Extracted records
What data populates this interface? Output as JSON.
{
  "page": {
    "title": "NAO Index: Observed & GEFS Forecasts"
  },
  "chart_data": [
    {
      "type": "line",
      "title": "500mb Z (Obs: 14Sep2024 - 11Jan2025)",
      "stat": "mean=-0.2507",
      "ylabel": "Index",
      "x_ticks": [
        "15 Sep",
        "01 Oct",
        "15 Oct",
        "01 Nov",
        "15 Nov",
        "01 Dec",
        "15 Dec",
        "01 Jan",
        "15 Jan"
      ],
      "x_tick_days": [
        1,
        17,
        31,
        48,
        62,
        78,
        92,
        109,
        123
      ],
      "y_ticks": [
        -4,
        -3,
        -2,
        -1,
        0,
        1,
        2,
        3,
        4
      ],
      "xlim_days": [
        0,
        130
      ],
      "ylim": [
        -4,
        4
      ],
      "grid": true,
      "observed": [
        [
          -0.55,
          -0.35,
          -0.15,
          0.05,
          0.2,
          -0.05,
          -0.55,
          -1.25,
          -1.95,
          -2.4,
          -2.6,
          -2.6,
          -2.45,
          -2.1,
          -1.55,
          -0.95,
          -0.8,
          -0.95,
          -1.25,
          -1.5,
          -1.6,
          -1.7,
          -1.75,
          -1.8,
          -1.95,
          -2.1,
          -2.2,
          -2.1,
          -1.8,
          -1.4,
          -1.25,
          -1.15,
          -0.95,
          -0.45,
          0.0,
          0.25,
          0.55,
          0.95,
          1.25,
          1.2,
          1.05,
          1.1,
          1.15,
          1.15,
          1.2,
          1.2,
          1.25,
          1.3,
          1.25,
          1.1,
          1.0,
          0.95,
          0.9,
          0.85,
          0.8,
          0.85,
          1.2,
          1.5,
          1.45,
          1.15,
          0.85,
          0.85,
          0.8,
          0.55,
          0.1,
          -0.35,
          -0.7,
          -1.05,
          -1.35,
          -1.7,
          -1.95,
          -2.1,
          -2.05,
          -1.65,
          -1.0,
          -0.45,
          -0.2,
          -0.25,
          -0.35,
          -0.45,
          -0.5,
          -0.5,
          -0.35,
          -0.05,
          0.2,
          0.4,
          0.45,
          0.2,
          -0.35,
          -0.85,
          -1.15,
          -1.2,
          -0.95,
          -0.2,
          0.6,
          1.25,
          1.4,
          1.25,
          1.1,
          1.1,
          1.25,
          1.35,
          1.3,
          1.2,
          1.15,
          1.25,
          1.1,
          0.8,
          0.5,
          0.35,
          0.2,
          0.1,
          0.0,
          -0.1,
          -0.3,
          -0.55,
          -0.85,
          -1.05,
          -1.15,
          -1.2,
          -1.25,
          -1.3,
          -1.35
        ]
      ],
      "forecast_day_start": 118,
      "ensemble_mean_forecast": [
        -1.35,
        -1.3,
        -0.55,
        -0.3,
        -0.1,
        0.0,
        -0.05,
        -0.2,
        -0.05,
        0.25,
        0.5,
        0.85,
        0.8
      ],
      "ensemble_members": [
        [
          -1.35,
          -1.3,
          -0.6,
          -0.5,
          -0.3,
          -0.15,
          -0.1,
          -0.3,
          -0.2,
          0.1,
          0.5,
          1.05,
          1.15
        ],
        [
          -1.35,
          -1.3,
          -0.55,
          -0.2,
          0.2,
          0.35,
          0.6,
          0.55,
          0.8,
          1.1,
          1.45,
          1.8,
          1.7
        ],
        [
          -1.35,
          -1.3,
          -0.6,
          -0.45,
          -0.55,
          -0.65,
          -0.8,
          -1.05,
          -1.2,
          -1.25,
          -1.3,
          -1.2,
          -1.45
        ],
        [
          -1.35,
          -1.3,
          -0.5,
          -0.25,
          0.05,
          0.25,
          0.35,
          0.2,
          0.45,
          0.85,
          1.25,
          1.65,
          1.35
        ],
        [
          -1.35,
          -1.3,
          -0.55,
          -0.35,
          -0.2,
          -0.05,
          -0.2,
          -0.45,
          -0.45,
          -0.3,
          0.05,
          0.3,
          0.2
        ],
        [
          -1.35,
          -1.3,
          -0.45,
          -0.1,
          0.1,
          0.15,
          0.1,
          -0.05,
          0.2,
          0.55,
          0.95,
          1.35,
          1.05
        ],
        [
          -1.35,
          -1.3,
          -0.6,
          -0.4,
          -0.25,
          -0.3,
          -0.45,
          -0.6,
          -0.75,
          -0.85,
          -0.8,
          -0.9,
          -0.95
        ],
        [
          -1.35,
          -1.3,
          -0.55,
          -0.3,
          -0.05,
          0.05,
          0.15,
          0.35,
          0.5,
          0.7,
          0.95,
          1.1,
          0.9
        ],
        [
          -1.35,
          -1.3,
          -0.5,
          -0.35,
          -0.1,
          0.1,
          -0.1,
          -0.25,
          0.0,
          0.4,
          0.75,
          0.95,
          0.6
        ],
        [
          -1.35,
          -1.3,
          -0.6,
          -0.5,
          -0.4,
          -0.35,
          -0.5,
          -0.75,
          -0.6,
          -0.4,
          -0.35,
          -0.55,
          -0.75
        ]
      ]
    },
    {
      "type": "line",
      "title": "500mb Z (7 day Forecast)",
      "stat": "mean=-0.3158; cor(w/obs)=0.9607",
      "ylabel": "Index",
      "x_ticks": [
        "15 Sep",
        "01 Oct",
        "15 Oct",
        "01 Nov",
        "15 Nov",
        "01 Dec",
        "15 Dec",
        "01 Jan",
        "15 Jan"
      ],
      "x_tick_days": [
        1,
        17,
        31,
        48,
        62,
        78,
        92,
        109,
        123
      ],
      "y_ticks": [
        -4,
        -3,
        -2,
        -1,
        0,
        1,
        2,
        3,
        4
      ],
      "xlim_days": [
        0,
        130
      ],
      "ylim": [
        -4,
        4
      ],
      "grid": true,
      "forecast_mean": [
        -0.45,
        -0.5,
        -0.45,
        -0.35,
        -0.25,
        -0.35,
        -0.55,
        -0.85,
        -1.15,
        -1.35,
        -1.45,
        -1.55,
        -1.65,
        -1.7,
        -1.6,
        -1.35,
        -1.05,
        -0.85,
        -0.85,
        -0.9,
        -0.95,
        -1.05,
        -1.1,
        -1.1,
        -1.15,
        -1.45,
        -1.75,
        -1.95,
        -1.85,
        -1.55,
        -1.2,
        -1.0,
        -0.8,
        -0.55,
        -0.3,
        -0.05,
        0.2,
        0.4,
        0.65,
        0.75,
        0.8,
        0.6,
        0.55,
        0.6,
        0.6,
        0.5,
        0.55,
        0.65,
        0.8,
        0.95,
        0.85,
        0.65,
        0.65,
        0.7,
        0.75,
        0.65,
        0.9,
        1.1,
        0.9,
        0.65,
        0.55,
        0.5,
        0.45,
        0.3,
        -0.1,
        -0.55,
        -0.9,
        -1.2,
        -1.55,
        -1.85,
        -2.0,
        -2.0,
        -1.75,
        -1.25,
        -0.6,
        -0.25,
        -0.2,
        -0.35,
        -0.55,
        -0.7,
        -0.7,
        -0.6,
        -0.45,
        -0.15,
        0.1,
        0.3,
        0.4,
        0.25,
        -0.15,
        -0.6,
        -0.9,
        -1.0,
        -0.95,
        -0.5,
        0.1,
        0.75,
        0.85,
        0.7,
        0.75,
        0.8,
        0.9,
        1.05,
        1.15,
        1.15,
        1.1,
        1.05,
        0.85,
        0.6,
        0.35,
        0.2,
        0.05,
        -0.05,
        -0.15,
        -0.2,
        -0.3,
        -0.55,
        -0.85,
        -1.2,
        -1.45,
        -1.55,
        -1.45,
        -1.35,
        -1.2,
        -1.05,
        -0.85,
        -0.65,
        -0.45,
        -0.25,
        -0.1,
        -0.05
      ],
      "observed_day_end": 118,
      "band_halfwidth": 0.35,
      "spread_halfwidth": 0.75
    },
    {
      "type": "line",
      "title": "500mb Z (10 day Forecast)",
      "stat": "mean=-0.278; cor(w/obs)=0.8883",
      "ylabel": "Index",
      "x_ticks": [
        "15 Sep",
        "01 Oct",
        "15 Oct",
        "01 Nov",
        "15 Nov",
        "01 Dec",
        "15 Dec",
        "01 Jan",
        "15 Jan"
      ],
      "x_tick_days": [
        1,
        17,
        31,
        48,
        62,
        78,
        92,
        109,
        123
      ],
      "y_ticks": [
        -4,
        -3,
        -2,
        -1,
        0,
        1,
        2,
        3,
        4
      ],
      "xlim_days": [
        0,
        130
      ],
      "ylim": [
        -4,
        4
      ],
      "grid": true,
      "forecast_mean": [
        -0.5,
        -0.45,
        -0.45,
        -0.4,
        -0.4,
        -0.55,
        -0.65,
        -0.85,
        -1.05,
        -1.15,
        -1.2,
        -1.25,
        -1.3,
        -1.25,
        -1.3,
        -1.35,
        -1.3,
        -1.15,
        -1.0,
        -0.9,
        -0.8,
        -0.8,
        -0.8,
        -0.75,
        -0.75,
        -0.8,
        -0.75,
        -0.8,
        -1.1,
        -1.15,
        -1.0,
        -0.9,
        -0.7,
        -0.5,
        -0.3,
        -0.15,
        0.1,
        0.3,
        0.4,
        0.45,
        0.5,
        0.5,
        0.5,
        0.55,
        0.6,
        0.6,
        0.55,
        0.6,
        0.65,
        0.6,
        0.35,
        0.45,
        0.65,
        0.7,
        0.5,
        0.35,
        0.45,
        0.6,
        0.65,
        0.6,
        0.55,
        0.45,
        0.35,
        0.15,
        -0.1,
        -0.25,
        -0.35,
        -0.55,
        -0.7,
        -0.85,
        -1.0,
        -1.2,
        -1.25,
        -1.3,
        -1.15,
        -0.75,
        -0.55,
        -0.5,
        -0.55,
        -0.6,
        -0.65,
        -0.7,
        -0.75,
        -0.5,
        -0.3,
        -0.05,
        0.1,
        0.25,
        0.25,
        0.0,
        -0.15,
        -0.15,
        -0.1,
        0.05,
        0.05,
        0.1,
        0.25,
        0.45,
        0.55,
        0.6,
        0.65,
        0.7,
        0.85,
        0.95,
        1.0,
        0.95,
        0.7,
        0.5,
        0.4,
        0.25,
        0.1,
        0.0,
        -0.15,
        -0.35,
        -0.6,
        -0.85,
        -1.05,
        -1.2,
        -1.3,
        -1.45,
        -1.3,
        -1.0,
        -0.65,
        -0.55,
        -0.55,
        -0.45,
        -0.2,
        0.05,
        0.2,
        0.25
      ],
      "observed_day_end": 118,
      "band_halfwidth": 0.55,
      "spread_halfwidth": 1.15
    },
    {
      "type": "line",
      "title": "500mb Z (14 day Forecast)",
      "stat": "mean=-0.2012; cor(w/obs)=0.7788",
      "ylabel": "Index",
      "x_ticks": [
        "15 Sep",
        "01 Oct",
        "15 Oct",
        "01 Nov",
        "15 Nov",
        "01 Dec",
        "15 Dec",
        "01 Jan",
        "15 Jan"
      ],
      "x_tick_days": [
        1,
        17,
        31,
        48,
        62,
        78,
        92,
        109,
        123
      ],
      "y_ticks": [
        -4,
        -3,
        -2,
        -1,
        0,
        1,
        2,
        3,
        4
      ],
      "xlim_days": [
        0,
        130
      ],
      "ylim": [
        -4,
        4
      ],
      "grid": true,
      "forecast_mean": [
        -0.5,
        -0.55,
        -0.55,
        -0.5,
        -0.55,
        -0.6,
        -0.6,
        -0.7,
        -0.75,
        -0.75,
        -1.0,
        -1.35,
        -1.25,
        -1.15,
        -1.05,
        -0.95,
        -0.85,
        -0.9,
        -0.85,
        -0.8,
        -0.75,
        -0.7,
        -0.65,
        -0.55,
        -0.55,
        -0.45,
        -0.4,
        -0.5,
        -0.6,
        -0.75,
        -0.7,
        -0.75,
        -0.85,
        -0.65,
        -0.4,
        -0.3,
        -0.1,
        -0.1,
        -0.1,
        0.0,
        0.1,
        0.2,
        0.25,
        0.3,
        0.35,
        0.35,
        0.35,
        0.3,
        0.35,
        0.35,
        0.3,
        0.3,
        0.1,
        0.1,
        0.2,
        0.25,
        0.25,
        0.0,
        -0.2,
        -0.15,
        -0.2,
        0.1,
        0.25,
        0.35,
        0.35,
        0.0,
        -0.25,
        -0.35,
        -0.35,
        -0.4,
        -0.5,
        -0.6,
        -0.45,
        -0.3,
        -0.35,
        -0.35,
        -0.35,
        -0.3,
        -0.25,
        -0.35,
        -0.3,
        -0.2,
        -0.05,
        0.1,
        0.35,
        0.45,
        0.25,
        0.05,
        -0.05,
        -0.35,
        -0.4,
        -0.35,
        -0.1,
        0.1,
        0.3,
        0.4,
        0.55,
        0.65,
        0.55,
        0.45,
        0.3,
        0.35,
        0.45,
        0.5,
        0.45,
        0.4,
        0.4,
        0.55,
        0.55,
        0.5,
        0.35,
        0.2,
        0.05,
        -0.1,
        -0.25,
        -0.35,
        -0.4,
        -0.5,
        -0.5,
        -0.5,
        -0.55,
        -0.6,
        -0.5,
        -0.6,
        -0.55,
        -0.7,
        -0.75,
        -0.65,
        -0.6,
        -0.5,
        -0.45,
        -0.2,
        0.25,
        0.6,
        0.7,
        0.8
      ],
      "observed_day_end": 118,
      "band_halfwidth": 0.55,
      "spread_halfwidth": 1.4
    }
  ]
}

**PROMPT**: Your answer should be a single number: how many lines in the data above include "stat"?

**FULL ANSWER**: 4